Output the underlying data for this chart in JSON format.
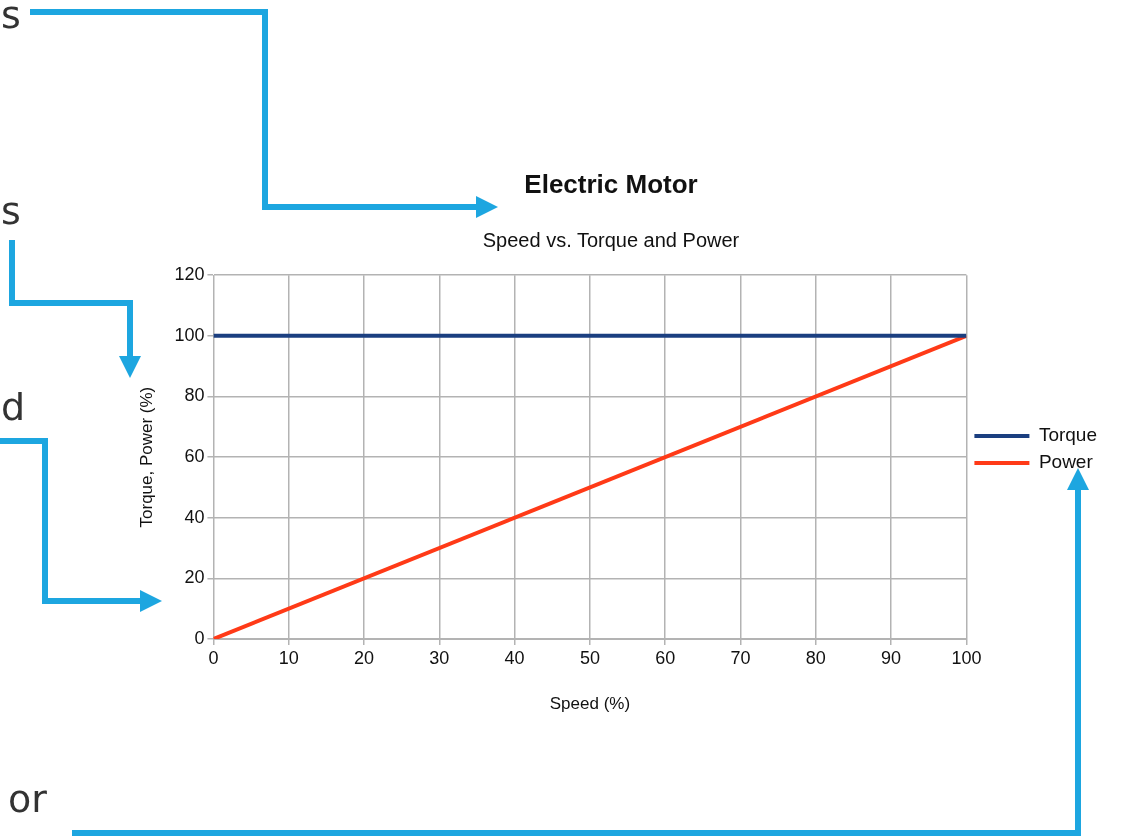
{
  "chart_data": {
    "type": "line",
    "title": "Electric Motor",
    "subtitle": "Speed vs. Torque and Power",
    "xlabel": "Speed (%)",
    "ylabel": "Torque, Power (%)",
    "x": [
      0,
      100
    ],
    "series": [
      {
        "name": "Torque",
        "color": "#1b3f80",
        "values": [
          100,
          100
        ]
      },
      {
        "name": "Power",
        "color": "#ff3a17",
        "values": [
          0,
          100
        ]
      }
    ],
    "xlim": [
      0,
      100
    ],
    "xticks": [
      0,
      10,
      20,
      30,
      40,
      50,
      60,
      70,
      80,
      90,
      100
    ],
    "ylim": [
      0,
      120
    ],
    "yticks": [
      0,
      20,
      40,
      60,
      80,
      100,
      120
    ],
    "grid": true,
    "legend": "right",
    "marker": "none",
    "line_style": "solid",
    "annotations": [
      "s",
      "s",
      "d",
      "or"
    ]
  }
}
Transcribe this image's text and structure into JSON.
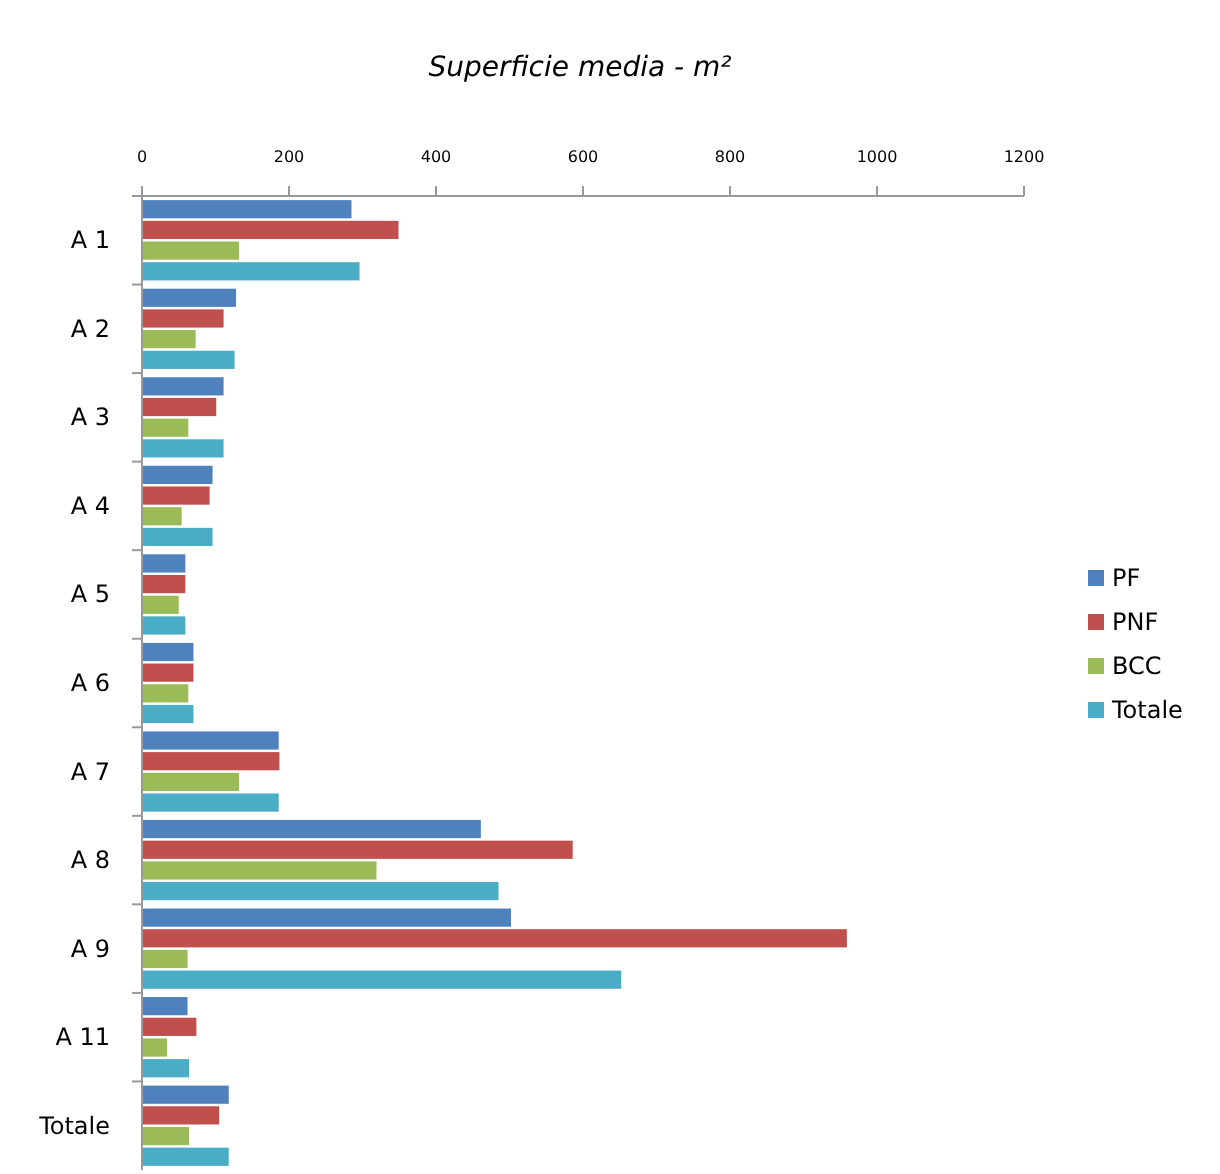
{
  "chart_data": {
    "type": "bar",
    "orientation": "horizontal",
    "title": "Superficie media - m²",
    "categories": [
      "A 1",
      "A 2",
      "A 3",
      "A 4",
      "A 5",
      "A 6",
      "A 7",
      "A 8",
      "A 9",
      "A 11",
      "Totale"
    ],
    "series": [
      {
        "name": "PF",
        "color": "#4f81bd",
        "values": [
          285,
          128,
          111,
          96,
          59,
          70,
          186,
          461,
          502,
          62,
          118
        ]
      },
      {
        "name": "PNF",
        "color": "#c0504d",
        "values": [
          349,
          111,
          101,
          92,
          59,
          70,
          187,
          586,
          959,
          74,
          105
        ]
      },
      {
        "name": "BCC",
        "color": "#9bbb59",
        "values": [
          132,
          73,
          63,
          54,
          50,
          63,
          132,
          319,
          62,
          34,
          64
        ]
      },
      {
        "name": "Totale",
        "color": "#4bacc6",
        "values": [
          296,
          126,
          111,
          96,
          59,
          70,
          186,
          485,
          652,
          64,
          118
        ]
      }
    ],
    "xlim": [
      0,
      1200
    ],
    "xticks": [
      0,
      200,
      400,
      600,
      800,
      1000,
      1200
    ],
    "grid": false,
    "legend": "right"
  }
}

^^^^

◆ Exercise instructions ◆
Repeat the data in full and exactly. Omit pictures.

◆ Task output ◆
Output the underlying data for this chart in JSON format.
{
  "chart_data": {
    "type": "line",
    "title": "Electric Motor",
    "subtitle": "Speed vs. Torque and Power",
    "xlabel": "Speed (%)",
    "ylabel": "Torque, Power (%)",
    "x": [
      0,
      100
    ],
    "series": [
      {
        "name": "Torque",
        "color": "#1b3f80",
        "values": [
          100,
          100
        ]
      },
      {
        "name": "Power",
        "color": "#ff3a17",
        "values": [
          0,
          100
        ]
      }
    ],
    "xlim": [
      0,
      100
    ],
    "xticks": [
      0,
      10,
      20,
      30,
      40,
      50,
      60,
      70,
      80,
      90,
      100
    ],
    "ylim": [
      0,
      120
    ],
    "yticks": [
      0,
      20,
      40,
      60,
      80,
      100,
      120
    ],
    "grid": true,
    "legend": "right",
    "marker": "none",
    "line_style": "solid",
    "annotations": [
      "s",
      "s",
      "d",
      "or"
    ]
  }
}
Transcribe this image's text and structure into JSON.
{
  "chart_data": {
    "type": "bar",
    "orientation": "horizontal",
    "title": "Superficie media - m²",
    "categories": [
      "A 1",
      "A 2",
      "A 3",
      "A 4",
      "A 5",
      "A 6",
      "A 7",
      "A 8",
      "A 9",
      "A 11",
      "Totale"
    ],
    "series": [
      {
        "name": "PF",
        "color": "#4f81bd",
        "values": [
          285,
          128,
          111,
          96,
          59,
          70,
          186,
          461,
          502,
          62,
          118
        ]
      },
      {
        "name": "PNF",
        "color": "#c0504d",
        "values": [
          349,
          111,
          101,
          92,
          59,
          70,
          187,
          586,
          959,
          74,
          105
        ]
      },
      {
        "name": "BCC",
        "color": "#9bbb59",
        "values": [
          132,
          73,
          63,
          54,
          50,
          63,
          132,
          319,
          62,
          34,
          64
        ]
      },
      {
        "name": "Totale",
        "color": "#4bacc6",
        "values": [
          296,
          126,
          111,
          96,
          59,
          70,
          186,
          485,
          652,
          64,
          118
        ]
      }
    ],
    "xlim": [
      0,
      1200
    ],
    "xticks": [
      0,
      200,
      400,
      600,
      800,
      1000,
      1200
    ],
    "grid": false,
    "legend": "right"
  }
}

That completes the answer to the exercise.